■ STATED EXERCISE A ■
Reproduce verbatim the passage of the forum thread about Missy's CGC that begins at the words "## Mssjnnfer (Aug" and ends after the words "both of you.".
■ STATED EXERCISE B ■
Arrange the records as a numbered list, omitting blank lines, from the first line of the records through the line containing "title line two: BETTER EMAIL MARKETER (33, 157, 494, 206)", both ends included.

# Missy got her CGC tonight,she's my little Golden Mix Rescue



## Radarsdad (Apr 18, 2011)

Missy got her CGC tonight,pretty much aced it. Got swarmed by instructors wanting her to go advanced,rally, and OB competition. She is an awesome little dog. She got a name to register also: Ferngully's Little Miss Thang


----------



## Oaklys Dad (Dec 28, 2005)

Way to go Missy! Make your daddy proud.


----------



## AmberSunrise (Apr 1, 2009)

Yay Missy!!
Congratulations


----------



## Dexell1827 (Feb 23, 2011)

Congrats, Missy!!


----------



## Paige&Lily (Nov 4, 2010)

Congratulations and hurray for rescuing her!


----------



## C's Mom (Dec 7, 2009)

WTG Missy!!!!!!


----------



## hotel4dogs (Sep 29, 2008)

great job! she's just adorable!


----------



## LibertyME (Jan 6, 2007)

Congrats! Well Done Missy!


----------



## The_Artful_Dodger (Mar 26, 2009)

Way to go! Congratulations!!


----------



## Titan1 (Jan 19, 2010)

Congrats to you both!


----------



## Mssjnnfer (Aug 9, 2009)

Yay Missy! LOOOOVE the name! (I have a Missy too!!)


----------



## GinnyinPA (Oct 31, 2010)

Congratulations! It's an achievement for both of you.


----------



## Kmullen (Feb 17, 2010)

Yay!! Congrats and she is a cute!


----------



## inge (Sep 20, 2009)

Congratulations!


----------

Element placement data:

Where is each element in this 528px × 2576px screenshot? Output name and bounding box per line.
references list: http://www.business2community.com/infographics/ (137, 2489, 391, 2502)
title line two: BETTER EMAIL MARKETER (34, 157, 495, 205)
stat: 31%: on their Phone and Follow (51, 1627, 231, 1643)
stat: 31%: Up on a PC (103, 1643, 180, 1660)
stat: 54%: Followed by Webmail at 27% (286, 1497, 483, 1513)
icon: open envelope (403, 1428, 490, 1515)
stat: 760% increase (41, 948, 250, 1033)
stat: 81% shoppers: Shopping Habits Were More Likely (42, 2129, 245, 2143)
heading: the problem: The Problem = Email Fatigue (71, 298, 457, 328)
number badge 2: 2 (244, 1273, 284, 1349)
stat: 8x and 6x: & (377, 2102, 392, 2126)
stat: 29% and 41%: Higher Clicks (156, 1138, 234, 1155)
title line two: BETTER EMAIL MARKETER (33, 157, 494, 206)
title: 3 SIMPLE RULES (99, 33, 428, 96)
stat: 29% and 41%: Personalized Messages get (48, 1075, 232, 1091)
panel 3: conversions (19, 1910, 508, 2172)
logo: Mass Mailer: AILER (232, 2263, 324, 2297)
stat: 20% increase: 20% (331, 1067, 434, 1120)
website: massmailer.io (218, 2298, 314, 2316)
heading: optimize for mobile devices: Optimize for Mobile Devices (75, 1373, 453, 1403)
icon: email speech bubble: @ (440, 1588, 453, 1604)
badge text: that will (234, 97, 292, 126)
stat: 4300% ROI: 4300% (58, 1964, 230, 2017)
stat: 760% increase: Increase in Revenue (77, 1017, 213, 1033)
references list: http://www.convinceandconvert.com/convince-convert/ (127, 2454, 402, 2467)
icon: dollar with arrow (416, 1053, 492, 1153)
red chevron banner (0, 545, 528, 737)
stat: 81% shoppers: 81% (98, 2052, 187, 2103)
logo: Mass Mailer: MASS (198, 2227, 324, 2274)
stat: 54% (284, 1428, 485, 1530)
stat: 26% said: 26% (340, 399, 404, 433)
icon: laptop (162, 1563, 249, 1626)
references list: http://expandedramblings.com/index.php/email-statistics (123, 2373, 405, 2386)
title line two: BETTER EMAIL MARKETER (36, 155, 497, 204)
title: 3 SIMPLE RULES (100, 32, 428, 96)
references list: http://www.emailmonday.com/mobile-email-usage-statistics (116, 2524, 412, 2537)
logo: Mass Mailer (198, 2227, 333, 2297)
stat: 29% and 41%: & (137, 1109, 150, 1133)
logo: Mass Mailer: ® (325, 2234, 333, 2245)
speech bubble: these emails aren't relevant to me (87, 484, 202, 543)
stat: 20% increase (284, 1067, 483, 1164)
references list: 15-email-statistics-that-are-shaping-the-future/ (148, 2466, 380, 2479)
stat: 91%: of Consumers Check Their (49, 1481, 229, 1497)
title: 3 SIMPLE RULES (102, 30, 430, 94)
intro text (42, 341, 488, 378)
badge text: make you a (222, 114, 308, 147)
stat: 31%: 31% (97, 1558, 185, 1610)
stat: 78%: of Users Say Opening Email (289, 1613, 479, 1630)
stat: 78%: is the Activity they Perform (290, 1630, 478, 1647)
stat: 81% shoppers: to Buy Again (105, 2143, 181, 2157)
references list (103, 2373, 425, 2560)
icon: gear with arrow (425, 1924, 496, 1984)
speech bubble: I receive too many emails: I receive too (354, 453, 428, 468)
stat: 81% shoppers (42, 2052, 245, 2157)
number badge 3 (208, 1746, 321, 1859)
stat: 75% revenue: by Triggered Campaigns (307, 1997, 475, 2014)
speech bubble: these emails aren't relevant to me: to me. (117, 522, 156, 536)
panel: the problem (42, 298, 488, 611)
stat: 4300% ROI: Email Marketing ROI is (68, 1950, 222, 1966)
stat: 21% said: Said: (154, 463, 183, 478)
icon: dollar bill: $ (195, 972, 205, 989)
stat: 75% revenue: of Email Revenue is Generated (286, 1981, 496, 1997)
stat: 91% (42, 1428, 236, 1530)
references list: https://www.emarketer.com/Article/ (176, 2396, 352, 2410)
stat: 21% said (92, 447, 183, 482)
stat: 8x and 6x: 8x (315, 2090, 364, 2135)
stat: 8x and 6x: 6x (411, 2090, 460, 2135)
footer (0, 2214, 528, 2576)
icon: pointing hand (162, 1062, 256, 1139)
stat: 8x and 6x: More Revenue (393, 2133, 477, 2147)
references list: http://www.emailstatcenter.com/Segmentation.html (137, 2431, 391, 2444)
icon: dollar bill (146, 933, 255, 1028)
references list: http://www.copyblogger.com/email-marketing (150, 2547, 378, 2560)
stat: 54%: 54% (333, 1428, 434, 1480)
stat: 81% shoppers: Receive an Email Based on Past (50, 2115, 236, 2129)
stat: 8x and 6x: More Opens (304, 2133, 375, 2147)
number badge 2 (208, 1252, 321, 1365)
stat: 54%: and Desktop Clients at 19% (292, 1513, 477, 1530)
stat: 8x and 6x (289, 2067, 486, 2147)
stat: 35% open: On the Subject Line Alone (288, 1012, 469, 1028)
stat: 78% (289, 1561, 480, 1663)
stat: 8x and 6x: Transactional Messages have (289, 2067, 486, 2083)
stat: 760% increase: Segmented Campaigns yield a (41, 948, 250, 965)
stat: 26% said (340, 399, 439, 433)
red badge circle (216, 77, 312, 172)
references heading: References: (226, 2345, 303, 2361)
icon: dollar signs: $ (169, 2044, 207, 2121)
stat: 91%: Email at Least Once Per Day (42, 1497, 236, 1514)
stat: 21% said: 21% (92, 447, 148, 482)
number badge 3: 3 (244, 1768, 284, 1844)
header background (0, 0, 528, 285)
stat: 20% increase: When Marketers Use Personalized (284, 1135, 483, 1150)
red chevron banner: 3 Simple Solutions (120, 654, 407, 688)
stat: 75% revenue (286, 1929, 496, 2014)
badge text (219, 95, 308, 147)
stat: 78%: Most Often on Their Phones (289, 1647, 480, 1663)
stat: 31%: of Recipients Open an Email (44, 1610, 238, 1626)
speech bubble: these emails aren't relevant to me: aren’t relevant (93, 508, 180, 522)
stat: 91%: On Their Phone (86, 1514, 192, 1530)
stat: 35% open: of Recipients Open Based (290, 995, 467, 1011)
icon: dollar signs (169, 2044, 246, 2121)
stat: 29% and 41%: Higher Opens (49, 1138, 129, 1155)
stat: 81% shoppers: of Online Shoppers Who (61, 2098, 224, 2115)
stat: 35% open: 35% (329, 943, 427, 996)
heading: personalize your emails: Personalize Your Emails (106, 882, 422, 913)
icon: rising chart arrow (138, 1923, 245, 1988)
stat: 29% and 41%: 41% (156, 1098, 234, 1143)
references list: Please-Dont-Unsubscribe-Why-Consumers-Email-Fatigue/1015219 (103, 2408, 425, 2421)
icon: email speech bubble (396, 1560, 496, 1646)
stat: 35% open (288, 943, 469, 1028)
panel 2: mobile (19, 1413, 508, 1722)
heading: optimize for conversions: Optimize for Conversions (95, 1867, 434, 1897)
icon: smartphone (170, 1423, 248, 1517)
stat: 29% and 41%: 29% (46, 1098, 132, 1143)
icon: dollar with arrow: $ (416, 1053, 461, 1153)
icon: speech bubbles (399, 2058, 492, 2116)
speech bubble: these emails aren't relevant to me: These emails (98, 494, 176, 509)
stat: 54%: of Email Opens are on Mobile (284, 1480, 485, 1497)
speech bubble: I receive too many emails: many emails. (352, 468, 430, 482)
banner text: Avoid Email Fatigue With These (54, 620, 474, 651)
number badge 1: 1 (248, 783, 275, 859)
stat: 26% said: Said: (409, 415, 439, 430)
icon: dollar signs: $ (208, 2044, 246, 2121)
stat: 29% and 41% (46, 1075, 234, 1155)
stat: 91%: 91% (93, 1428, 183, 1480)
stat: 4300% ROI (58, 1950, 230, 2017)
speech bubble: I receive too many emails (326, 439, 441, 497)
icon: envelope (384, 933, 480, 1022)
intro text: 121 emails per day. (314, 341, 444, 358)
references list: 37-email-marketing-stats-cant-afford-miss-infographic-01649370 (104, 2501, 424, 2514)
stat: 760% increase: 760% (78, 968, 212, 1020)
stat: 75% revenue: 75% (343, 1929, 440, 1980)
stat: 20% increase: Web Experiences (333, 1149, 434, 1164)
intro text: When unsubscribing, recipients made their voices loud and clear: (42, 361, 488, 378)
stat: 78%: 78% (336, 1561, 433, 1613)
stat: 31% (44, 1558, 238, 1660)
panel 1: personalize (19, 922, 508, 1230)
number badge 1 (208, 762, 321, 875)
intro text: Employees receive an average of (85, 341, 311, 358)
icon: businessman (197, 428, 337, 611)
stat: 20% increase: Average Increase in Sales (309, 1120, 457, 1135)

■ EXERCISE OUTPUT A ■
## Mssjnnfer (Aug 9, 2009)

Yay Missy! LOOOOVE the name! (I have a Missy too!!)


----------



## GinnyinPA (Oct 31, 2010)

Congratulations! It's an achievement for both of you.

■ EXERCISE OUTPUT B ■
1. Where is each element in this 528px × 2576px screenshot? Output name and bounding box per line.
2. references list: http://www.business2community.com/infographics/ (137, 2489, 391, 2502)
3. title line two: BETTER EMAIL MARKETER (34, 157, 495, 205)
4. stat: 31%: on their Phone and Follow (51, 1627, 231, 1643)
5. stat: 31%: Up on a PC (103, 1643, 180, 1660)
6. stat: 54%: Followed by Webmail at 27% (286, 1497, 483, 1513)
7. icon: open envelope (403, 1428, 490, 1515)
8. stat: 760% increase (41, 948, 250, 1033)
9. stat: 81% shoppers: Shopping Habits Were More Likely (42, 2129, 245, 2143)
10. heading: the problem: The Problem = Email Fatigue (71, 298, 457, 328)
11. number badge 2: 2 (244, 1273, 284, 1349)
12. stat: 8x and 6x: & (377, 2102, 392, 2126)
13. stat: 29% and 41%: Higher Clicks (156, 1138, 234, 1155)
14. title line two: BETTER EMAIL MARKETER (33, 157, 494, 206)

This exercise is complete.